WHAT THE EXERCISE ASKS
In the material below, find all lines with the string "пунктом" and copy them.
---+---
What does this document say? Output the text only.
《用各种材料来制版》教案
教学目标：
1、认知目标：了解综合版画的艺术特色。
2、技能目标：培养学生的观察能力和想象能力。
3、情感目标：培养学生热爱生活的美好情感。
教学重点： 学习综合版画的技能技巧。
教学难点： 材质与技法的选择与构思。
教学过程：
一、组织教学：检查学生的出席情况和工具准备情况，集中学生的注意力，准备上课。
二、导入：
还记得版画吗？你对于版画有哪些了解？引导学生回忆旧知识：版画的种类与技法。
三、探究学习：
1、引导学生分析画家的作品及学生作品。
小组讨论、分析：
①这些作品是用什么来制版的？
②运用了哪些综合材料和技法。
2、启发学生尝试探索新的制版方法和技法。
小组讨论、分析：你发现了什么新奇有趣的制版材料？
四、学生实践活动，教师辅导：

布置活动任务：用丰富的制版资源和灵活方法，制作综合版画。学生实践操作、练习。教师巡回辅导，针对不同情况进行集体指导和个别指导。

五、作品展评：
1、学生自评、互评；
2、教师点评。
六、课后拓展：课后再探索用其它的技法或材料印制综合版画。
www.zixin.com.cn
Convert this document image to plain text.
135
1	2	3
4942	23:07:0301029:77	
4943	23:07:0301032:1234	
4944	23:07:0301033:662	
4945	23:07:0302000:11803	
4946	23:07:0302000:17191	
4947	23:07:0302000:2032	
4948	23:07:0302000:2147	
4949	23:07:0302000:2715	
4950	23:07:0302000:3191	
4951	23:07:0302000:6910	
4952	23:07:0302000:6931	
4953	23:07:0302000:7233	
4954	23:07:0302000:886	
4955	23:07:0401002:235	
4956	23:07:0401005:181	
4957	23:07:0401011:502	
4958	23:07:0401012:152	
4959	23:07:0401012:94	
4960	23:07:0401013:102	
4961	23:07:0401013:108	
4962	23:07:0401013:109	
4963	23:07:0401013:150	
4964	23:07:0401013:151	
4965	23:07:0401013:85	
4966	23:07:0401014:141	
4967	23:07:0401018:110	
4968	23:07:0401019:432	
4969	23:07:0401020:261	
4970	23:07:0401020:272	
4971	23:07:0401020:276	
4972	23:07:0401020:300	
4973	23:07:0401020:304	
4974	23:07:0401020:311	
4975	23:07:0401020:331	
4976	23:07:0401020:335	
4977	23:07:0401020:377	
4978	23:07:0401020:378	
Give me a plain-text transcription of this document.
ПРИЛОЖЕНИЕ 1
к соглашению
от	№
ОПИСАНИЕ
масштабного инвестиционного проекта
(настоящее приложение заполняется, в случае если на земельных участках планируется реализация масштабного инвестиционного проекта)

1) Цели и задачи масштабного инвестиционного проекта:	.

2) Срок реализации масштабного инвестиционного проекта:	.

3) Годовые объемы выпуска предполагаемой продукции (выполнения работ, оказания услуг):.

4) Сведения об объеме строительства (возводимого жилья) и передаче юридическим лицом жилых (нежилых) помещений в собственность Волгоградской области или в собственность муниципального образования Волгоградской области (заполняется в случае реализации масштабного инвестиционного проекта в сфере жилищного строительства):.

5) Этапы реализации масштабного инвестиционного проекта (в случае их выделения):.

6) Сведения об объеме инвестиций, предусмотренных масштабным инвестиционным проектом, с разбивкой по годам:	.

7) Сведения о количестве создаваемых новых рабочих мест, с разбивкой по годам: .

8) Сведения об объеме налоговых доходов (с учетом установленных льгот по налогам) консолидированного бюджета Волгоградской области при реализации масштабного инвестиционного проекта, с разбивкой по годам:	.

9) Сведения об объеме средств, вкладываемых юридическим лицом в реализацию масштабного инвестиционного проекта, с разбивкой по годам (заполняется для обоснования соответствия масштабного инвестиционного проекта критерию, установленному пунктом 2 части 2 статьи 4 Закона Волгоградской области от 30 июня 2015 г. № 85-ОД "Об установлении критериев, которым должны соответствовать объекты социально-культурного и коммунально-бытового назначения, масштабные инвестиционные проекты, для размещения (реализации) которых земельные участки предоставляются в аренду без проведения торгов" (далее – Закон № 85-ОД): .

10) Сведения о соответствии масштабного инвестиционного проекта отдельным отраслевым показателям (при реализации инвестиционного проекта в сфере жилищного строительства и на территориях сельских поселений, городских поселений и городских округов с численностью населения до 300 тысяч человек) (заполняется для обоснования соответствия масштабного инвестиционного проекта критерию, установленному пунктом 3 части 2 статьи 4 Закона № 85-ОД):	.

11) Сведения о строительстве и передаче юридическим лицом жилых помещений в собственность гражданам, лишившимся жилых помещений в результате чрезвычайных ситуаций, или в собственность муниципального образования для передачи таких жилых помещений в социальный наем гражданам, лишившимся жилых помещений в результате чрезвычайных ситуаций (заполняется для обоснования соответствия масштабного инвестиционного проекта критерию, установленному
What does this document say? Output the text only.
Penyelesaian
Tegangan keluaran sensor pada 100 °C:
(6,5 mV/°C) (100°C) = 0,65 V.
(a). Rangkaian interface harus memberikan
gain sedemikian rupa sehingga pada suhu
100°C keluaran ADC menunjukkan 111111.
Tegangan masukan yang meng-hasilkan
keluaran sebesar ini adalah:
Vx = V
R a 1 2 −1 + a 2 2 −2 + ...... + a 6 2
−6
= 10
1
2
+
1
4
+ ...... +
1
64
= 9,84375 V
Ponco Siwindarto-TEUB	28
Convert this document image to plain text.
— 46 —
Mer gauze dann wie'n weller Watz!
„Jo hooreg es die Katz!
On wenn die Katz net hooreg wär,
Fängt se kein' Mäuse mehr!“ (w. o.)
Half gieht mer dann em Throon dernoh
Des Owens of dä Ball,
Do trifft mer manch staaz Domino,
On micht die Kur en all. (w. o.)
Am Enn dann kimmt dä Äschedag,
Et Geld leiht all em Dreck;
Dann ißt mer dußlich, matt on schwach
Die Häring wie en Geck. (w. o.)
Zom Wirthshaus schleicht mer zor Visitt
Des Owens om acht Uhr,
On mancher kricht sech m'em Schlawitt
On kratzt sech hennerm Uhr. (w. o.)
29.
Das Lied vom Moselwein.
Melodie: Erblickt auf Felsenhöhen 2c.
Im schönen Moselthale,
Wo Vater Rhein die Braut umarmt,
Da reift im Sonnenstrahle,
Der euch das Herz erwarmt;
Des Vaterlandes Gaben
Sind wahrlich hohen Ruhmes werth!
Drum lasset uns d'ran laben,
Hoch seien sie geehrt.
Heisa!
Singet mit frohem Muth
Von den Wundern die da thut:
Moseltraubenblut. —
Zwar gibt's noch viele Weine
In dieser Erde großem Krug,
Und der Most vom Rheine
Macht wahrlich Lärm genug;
---+---
EXERCISE RESPONSE
9) Сведения об объеме средств, вкладываемых юридическим лицом в реализацию масштабного инвестиционного проекта, с разбивкой по годам (заполняется для обоснования соответствия масштабного инвестиционного проекта критерию, установленному пунктом 2 части 2 статьи 4 Закона Волгоградской области от 30 июня 2015 г. № 85-ОД "Об установлении критериев, которым должны соответствовать объекты социально-культурного и коммунально-бытового назначения, масштабные инвестиционные проекты, для размещения (реализации) которых земельные участки предоставляются в аренду без проведения торгов" (далее – Закон № 85-ОД): .
10) Сведения о соответствии масштабного инвестиционного проекта отдельным отраслевым показателям (при реализации инвестиционного проекта в сфере жилищного строительства и на территориях сельских поселений, городских поселений и городских округов с численностью населения до 300 тысяч человек) (заполняется для обоснования соответствия масштабного инвестиционного проекта критерию, установленному пунктом 3 части 2 статьи 4 Закона № 85-ОД):	.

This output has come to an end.